## EXERCISE INSTRUCTIONS:
In the listing below, locate the lines that hold "Nemožnost" and copy them.

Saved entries
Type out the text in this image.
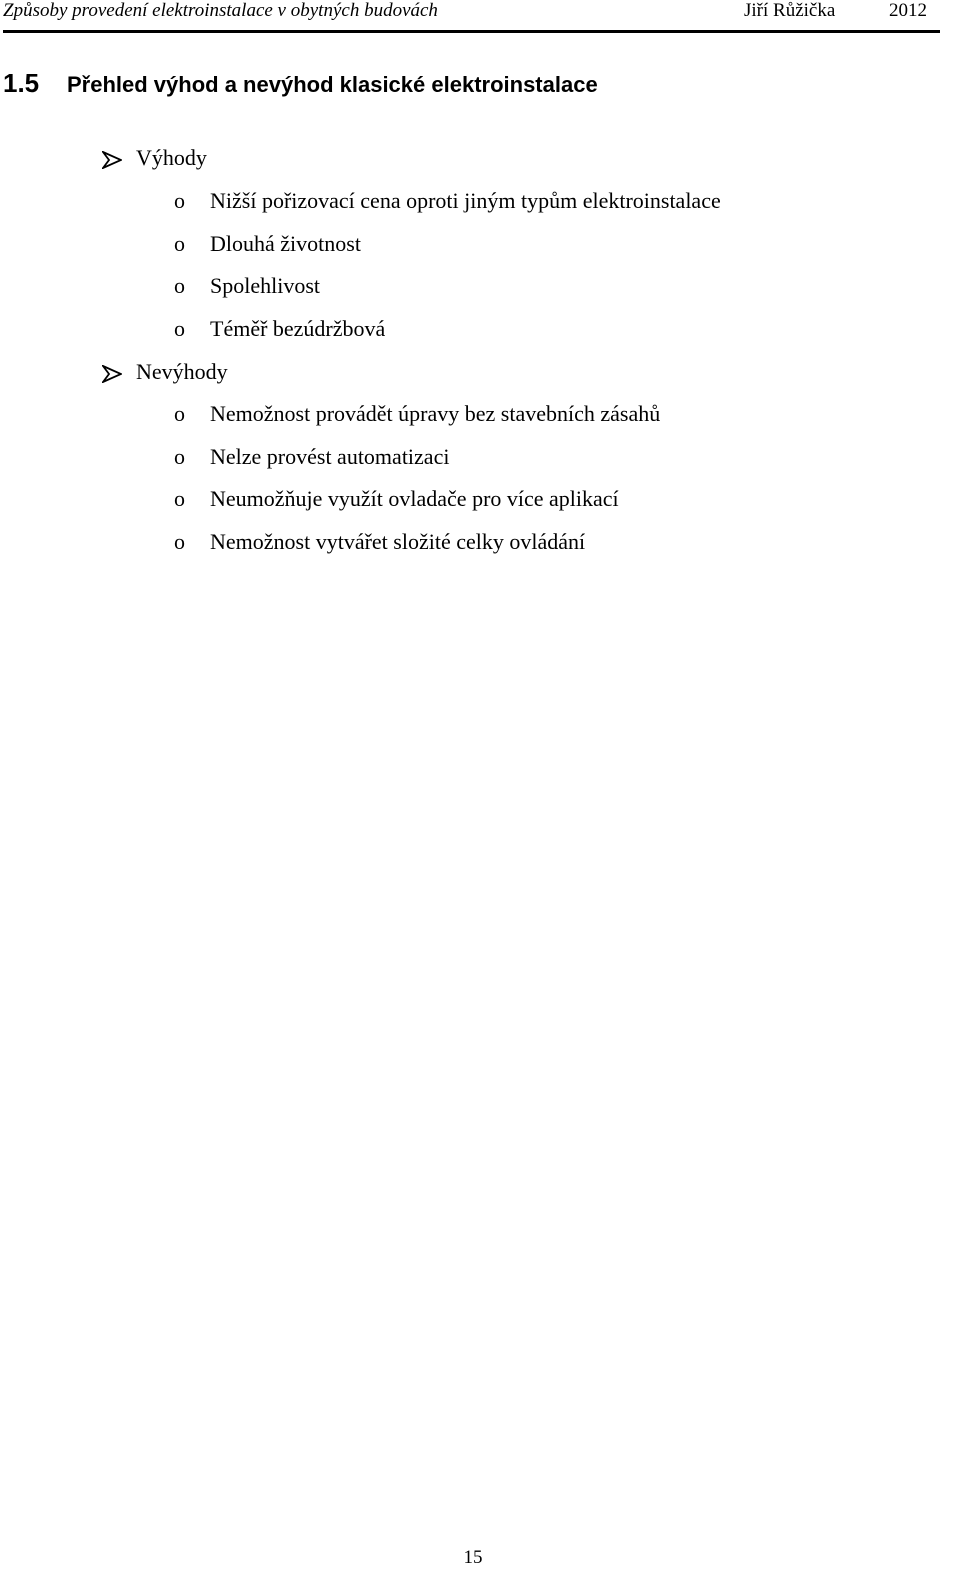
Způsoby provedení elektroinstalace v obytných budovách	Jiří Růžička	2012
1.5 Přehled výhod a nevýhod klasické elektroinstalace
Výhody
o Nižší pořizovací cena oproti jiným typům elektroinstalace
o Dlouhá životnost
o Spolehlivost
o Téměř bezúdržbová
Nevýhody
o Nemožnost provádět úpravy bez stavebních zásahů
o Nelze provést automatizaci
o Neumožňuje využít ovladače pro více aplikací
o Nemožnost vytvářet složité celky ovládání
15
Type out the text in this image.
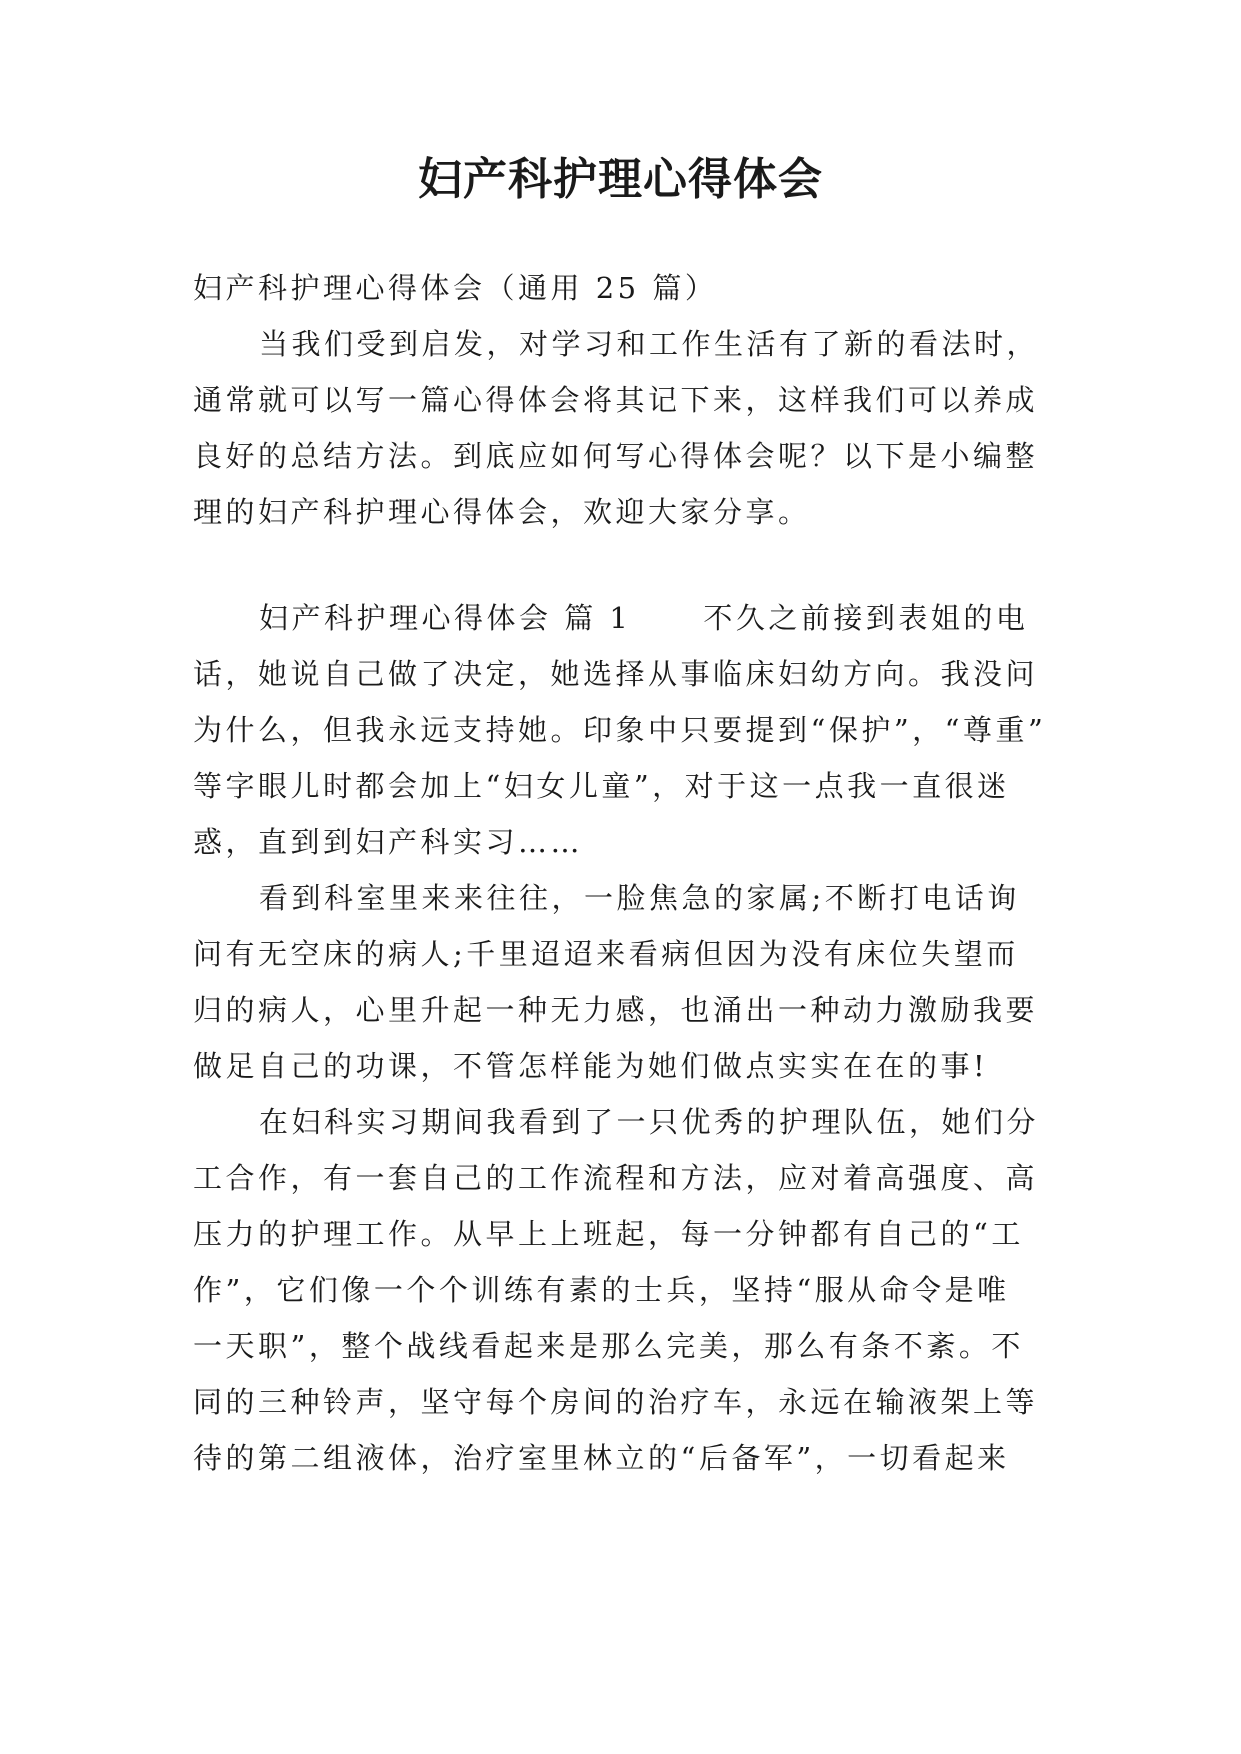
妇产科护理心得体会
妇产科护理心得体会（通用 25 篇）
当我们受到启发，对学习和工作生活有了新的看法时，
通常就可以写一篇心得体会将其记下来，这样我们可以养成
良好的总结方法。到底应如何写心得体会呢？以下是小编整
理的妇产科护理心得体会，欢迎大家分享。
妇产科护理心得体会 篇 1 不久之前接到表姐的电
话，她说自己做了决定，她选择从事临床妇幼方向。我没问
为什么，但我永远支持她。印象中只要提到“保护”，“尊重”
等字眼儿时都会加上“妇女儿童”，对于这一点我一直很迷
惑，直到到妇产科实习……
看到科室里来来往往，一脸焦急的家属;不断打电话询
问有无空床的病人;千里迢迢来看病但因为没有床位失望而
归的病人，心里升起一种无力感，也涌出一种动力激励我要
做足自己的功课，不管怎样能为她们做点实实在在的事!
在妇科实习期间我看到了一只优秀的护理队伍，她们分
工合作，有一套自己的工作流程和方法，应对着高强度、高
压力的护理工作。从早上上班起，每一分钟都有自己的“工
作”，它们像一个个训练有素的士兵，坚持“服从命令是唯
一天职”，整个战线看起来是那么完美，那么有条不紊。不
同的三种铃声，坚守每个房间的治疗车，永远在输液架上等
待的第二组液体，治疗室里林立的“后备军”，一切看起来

## RESULT OF THIS EXERCISE:
o Nemožnost provádět úpravy bez stavebních zásahů
o Nemožnost vytvářet složité celky ovládání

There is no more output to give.